# Given exercise:
Repeat every line exactly, keeping the pictures out of the copy.

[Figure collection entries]
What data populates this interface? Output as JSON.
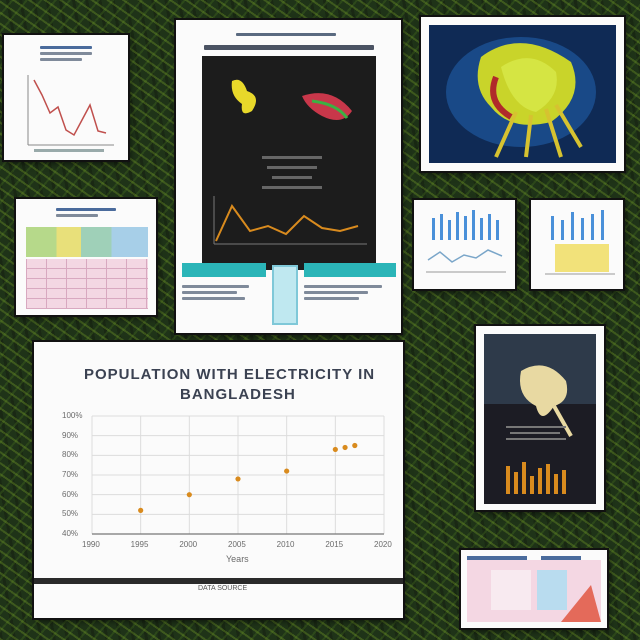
{
  "main_chart": {
    "title_line1": "POPULATION WITH ELECTRICITY IN",
    "title_line2": "BANGLADESH",
    "y_ticks": [
      "100%",
      "90%",
      "80%",
      "70%",
      "60%",
      "50%",
      "40%"
    ],
    "x_ticks": [
      "1990",
      "1995",
      "2000",
      "2005",
      "2010",
      "2015",
      "2020"
    ],
    "x_axis_label": "Years",
    "footer": "DATA SOURCE",
    "dot_color": "#d98b1e"
  },
  "chart_data": {
    "type": "scatter",
    "x": [
      1995,
      2000,
      2005,
      2010,
      2015,
      2016,
      2017
    ],
    "y": [
      52,
      60,
      68,
      72,
      83,
      84,
      85
    ],
    "xlim": [
      1990,
      2020
    ],
    "ylim": [
      40,
      100
    ],
    "xlabel": "Years",
    "grid": true
  },
  "colors": {
    "background": "#1f3318",
    "accent": "#d98b1e",
    "teal": "#2bb5b8"
  }
}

# Solved exercise:
What data populates this interface? Output as JSON.
{
  "main_chart": {
    "title_line1": "POPULATION WITH ELECTRICITY IN",
    "title_line2": "BANGLADESH",
    "y_ticks": [
      "100%",
      "90%",
      "80%",
      "70%",
      "60%",
      "50%",
      "40%"
    ],
    "x_ticks": [
      "1990",
      "1995",
      "2000",
      "2005",
      "2010",
      "2015",
      "2020"
    ],
    "x_axis_label": "Years",
    "footer": "DATA SOURCE",
    "dot_color": "#d98b1e"
  },
  "chart_data": {
    "type": "scatter",
    "x": [
      1995,
      2000,
      2005,
      2010,
      2015,
      2016,
      2017
    ],
    "y": [
      52,
      60,
      68,
      72,
      83,
      84,
      85
    ],
    "xlim": [
      1990,
      2020
    ],
    "ylim": [
      40,
      100
    ],
    "xlabel": "Years",
    "grid": true
  },
  "colors": {
    "background": "#1f3318",
    "accent": "#d98b1e",
    "teal": "#2bb5b8"
  }
}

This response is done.